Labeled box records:
** start **

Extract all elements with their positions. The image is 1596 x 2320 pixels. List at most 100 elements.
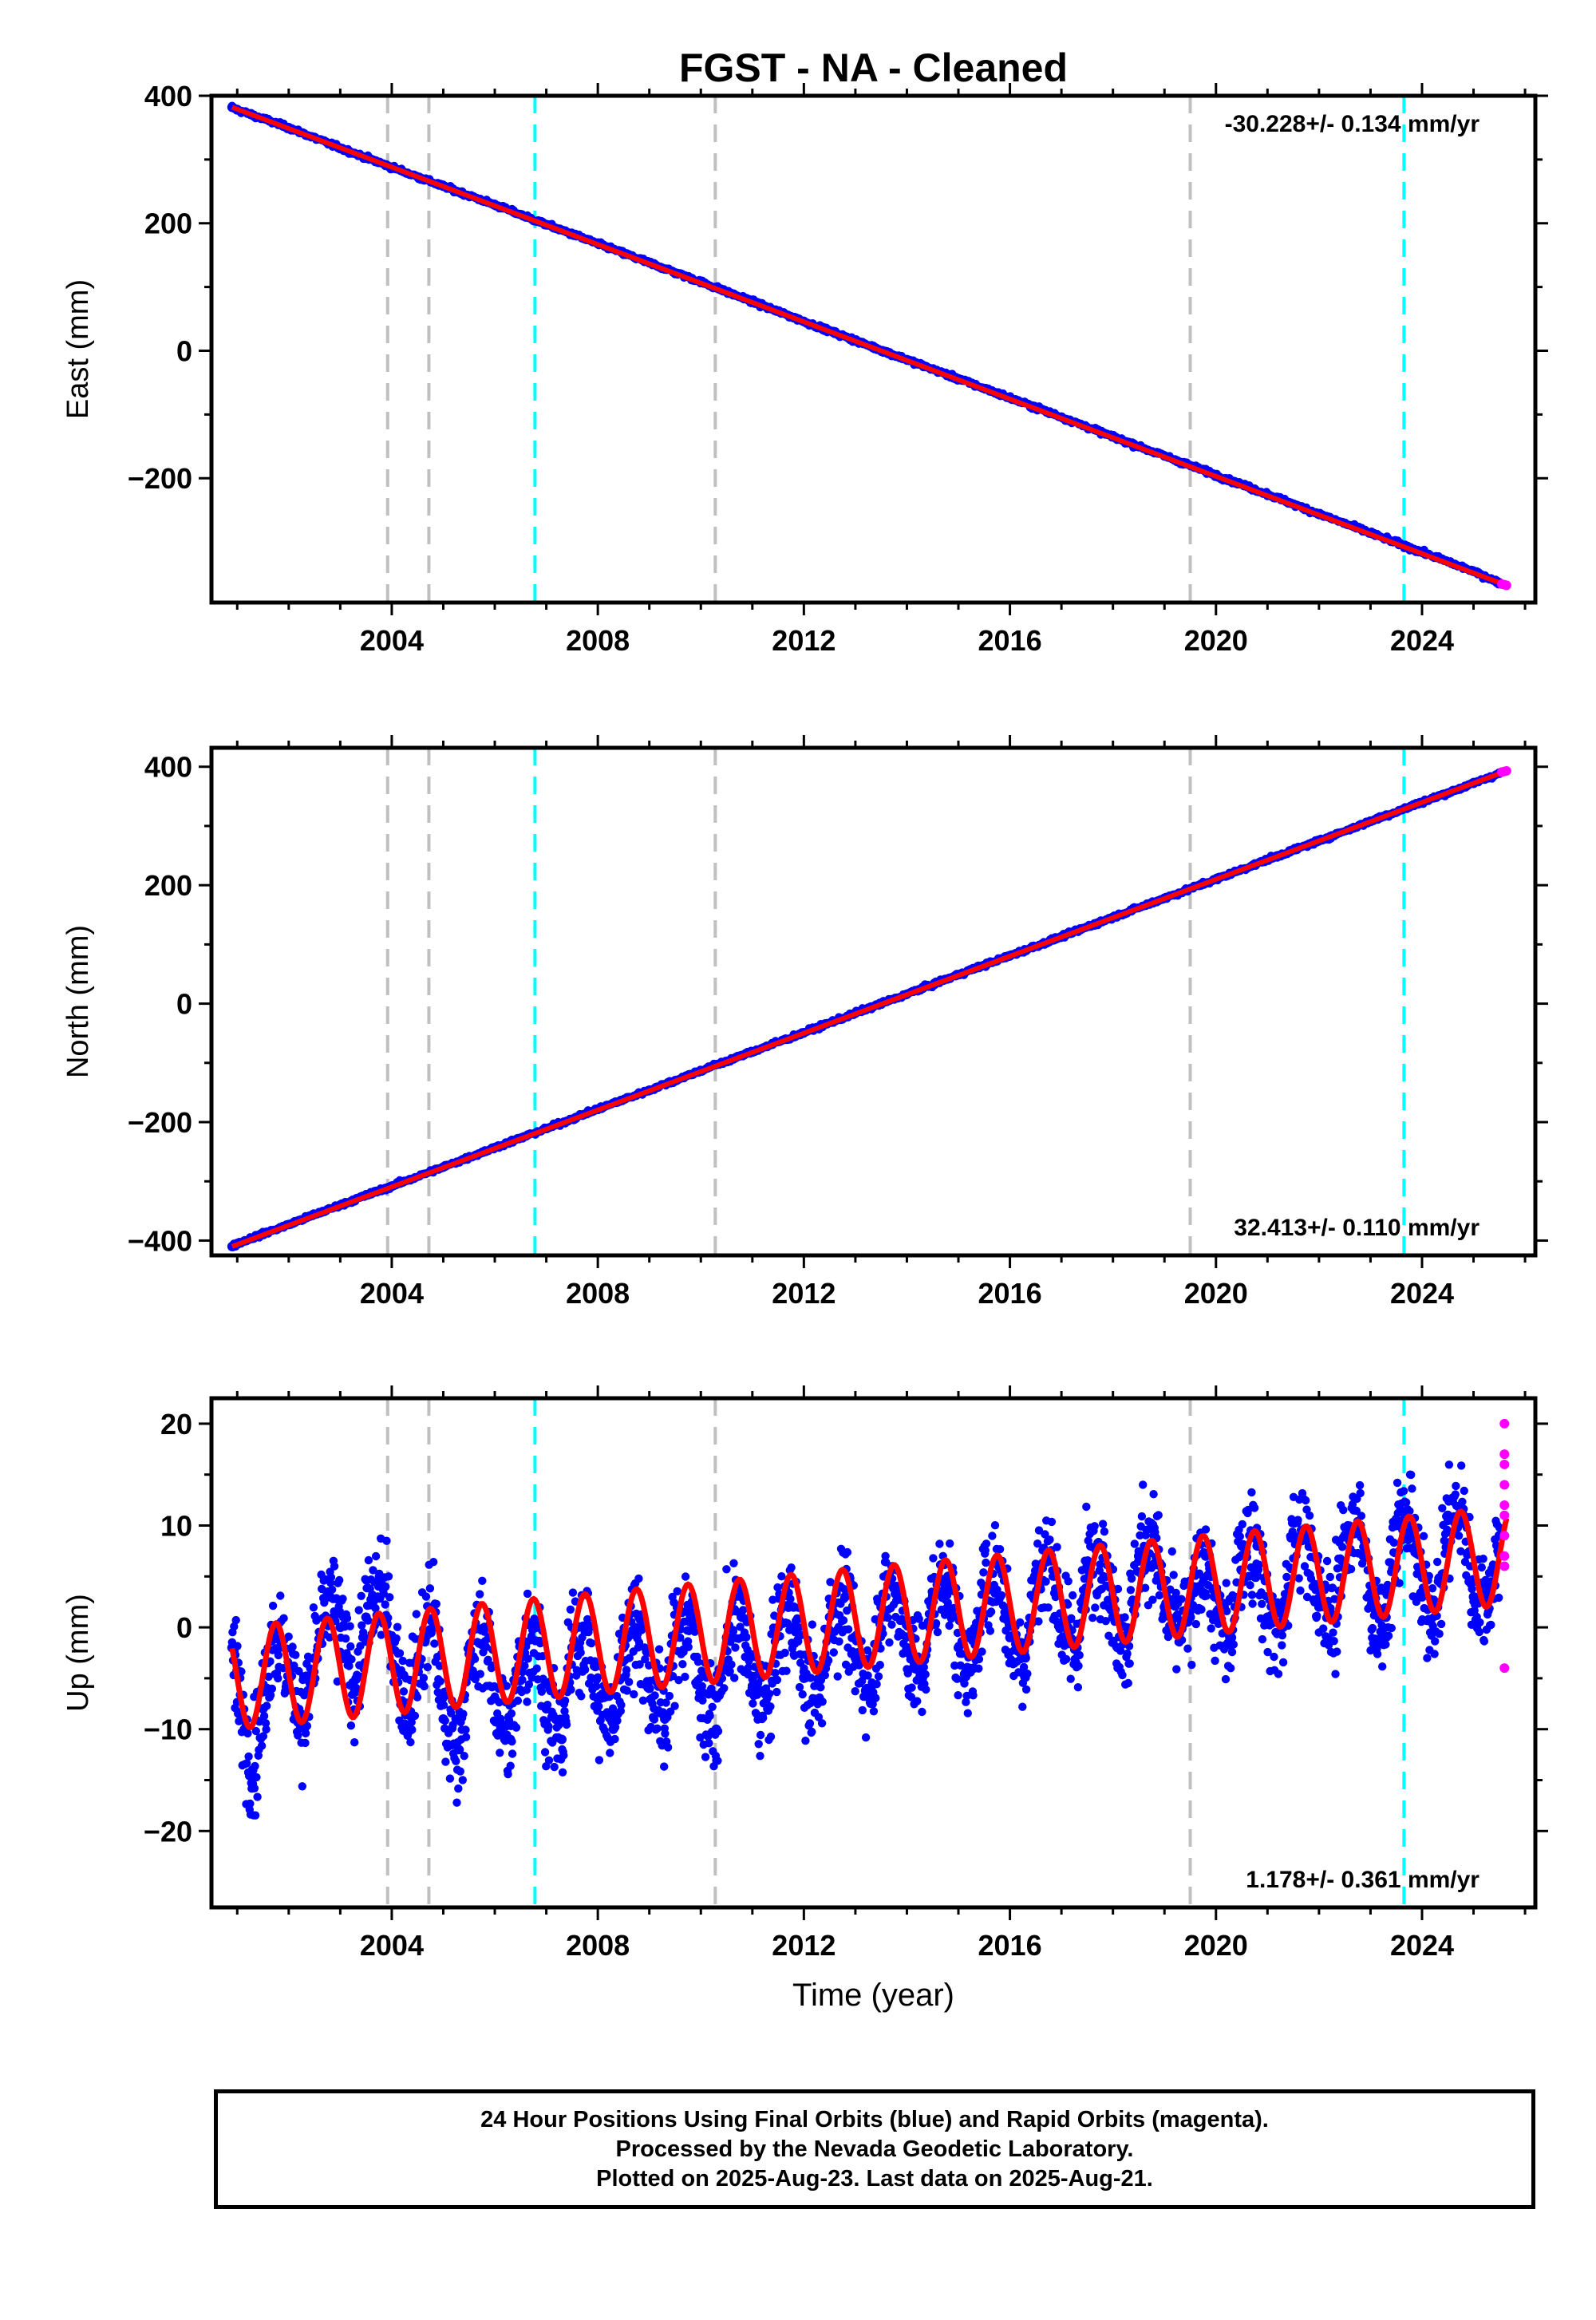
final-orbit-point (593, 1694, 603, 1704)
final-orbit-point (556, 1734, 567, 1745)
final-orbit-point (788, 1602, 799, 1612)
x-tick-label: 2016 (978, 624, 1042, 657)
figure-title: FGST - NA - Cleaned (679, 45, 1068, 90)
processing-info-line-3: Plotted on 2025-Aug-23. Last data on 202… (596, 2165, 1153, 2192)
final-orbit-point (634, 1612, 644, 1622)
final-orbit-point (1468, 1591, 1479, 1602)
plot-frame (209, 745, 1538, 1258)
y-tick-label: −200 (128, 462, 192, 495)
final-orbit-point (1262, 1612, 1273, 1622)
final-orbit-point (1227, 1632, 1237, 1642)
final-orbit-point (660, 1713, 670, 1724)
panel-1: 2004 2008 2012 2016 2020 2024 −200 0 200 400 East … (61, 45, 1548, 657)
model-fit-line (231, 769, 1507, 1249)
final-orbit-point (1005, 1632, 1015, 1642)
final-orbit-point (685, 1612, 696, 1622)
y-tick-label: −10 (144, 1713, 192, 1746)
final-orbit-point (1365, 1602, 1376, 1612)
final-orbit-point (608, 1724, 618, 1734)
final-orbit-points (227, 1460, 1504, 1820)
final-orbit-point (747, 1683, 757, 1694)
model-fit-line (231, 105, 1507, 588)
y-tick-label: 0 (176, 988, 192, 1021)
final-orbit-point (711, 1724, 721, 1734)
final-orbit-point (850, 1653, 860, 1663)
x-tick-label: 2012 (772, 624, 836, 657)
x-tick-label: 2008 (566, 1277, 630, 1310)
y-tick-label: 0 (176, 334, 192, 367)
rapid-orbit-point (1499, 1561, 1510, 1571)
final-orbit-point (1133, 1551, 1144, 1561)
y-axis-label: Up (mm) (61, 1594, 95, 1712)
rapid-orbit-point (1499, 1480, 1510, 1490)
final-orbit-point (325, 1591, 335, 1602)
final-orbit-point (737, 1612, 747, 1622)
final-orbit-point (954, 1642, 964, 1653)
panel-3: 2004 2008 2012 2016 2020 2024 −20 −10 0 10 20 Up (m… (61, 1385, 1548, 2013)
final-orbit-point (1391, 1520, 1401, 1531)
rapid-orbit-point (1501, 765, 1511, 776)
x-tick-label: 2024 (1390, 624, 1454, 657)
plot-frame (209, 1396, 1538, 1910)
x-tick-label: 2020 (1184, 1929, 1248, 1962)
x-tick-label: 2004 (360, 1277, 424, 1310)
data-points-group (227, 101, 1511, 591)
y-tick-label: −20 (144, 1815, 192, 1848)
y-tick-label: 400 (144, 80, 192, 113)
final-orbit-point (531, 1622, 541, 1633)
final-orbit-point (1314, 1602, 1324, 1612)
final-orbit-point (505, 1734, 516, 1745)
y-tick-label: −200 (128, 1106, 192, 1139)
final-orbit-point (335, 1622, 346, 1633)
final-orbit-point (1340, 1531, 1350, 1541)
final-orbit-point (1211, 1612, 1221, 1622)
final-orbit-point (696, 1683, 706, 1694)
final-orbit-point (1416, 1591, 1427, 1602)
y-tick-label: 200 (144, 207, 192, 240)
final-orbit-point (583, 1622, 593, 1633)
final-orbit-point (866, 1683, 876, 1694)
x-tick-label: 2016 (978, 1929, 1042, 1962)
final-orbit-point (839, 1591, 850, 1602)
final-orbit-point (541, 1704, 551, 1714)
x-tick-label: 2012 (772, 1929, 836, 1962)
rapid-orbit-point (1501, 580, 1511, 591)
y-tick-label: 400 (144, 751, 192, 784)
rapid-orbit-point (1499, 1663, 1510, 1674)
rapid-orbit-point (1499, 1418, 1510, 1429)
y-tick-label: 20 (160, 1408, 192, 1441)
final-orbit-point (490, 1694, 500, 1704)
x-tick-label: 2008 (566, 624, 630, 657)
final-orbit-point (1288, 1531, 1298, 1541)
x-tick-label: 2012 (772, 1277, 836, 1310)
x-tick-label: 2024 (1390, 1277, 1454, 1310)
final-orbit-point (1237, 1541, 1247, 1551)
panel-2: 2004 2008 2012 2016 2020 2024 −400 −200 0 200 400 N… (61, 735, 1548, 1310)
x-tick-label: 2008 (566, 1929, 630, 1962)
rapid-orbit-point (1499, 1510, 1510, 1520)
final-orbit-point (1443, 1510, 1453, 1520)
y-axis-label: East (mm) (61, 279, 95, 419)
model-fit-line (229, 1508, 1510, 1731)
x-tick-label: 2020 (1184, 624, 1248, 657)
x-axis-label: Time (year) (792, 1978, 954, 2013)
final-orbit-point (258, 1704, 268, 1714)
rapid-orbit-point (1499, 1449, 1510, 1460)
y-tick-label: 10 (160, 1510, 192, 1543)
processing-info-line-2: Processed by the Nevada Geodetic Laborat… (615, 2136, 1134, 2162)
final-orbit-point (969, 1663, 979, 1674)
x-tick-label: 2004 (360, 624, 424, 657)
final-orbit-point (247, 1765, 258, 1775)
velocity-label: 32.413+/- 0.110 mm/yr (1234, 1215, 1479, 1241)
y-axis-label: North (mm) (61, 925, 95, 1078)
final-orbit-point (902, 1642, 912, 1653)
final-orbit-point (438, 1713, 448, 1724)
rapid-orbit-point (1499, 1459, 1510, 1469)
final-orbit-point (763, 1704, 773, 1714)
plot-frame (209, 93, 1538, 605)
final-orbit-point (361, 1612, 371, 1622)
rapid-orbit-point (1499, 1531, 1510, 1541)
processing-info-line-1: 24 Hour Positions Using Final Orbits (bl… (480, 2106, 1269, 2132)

** end **
** start **

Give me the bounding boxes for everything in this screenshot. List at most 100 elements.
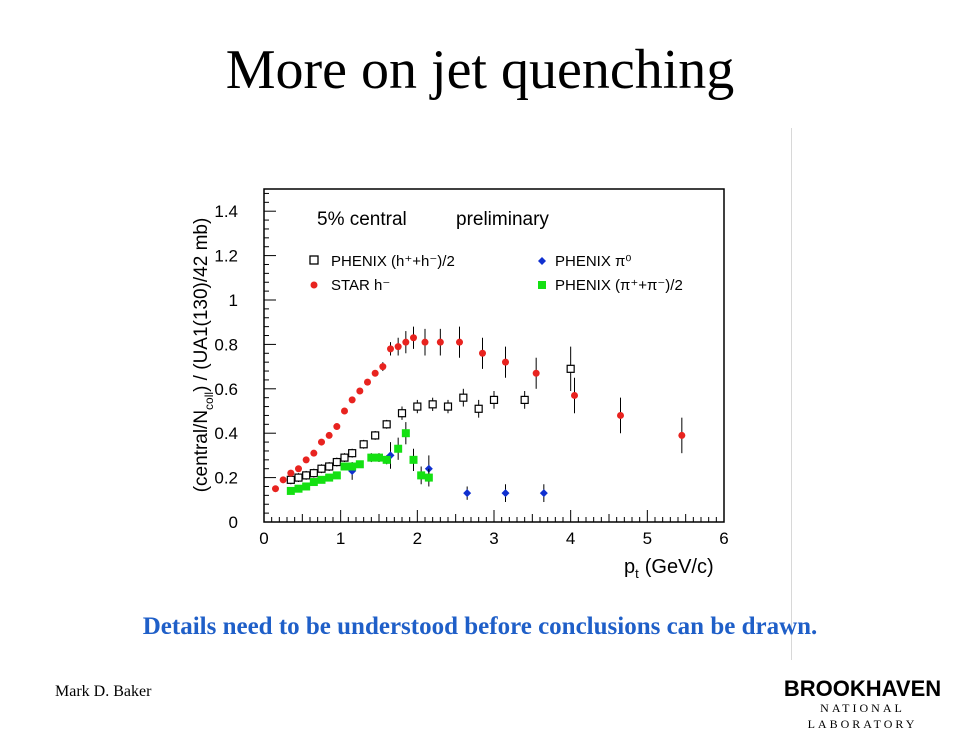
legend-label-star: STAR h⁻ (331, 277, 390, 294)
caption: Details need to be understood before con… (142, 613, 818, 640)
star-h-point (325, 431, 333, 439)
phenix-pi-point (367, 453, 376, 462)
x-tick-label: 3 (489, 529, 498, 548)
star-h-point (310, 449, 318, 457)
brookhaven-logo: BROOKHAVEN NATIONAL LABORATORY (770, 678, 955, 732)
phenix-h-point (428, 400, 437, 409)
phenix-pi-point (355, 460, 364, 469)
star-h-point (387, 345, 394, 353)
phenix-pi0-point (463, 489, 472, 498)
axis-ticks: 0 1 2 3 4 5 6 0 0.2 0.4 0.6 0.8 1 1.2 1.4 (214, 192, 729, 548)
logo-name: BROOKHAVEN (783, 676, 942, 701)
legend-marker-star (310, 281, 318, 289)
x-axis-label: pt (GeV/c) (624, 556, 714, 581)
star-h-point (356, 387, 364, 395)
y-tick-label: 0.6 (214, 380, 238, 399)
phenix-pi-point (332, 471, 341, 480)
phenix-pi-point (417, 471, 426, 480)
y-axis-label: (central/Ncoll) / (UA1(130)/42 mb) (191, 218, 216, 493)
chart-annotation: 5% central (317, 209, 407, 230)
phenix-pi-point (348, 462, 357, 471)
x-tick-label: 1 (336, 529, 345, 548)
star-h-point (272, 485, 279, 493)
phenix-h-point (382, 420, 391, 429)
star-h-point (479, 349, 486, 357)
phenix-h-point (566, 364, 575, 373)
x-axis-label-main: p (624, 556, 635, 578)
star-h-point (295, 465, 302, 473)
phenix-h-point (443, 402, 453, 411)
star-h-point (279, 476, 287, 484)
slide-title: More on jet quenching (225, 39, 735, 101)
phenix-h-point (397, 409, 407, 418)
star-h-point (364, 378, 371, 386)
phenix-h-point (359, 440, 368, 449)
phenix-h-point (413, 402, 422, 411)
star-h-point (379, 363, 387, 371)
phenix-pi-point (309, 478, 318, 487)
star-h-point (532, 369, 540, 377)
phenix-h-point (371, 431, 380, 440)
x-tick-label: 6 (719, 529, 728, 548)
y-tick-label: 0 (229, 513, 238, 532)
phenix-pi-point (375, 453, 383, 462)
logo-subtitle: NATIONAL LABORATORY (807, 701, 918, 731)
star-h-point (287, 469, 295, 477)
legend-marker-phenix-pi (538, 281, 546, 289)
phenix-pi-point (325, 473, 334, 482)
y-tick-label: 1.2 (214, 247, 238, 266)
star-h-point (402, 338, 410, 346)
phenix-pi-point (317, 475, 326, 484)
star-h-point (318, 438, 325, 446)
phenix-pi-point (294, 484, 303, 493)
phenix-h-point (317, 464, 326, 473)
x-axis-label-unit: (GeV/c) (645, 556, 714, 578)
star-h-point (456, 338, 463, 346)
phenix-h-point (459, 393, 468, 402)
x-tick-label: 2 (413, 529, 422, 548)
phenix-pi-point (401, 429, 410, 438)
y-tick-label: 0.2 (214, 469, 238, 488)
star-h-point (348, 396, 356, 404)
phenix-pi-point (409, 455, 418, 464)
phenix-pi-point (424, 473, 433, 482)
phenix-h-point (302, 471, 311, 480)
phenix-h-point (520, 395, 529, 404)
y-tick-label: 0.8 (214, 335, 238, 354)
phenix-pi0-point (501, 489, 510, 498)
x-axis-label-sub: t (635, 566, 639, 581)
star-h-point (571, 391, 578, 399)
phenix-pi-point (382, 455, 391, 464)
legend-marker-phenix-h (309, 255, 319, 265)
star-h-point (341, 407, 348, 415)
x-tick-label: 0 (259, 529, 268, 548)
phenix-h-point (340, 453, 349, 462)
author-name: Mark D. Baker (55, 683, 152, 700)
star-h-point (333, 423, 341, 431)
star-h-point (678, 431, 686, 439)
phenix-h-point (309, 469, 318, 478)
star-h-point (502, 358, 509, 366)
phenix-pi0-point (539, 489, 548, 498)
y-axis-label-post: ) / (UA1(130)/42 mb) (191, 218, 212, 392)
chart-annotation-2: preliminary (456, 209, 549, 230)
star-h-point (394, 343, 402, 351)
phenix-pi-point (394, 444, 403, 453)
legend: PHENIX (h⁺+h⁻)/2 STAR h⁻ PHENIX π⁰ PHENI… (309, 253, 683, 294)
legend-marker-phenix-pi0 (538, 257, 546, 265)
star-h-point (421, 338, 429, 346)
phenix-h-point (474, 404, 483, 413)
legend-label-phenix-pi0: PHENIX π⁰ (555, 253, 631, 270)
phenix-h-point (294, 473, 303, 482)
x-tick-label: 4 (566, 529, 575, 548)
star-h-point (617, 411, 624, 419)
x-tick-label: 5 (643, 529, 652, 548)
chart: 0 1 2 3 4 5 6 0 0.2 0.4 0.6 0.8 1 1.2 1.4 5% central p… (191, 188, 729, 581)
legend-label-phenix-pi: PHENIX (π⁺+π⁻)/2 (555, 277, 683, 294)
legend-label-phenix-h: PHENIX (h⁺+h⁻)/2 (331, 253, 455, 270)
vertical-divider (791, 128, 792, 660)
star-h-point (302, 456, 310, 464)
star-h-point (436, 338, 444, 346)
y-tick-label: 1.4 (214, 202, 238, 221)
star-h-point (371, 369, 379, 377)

** end **

**Aim:**
Rewrite the material from the line with "legend-label-star: STAR h⁻" up to and including the line with "phenix-pi-point (417, 471, 426, 480)". Put "star-hadron-point" wherever "star-h-point" appears and leave everything else unchanged.

**Finished task:**
legend-label-star: STAR h⁻ (331, 277, 390, 294)
caption: Details need to be understood before con… (142, 613, 818, 640)
star-hadron-point (325, 431, 333, 439)
phenix-pi-point (367, 453, 376, 462)
x-tick-label: 3 (489, 529, 498, 548)
star-hadron-point (310, 449, 318, 457)
brookhaven-logo: BROOKHAVEN NATIONAL LABORATORY (770, 678, 955, 732)
phenix-h-point (428, 400, 437, 409)
phenix-pi-point (355, 460, 364, 469)
star-hadron-point (387, 345, 394, 353)
phenix-pi0-point (463, 489, 472, 498)
axis-ticks: 0 1 2 3 4 5 6 0 0.2 0.4 0.6 0.8 1 1.2 1.4 (214, 192, 729, 548)
logo-name: BROOKHAVEN (783, 676, 942, 701)
legend-marker-star (310, 281, 318, 289)
x-axis-label: pt (GeV/c) (624, 556, 714, 581)
star-hadron-point (356, 387, 364, 395)
y-tick-label: 0.6 (214, 380, 238, 399)
phenix-pi-point (332, 471, 341, 480)
phenix-pi-point (417, 471, 426, 480)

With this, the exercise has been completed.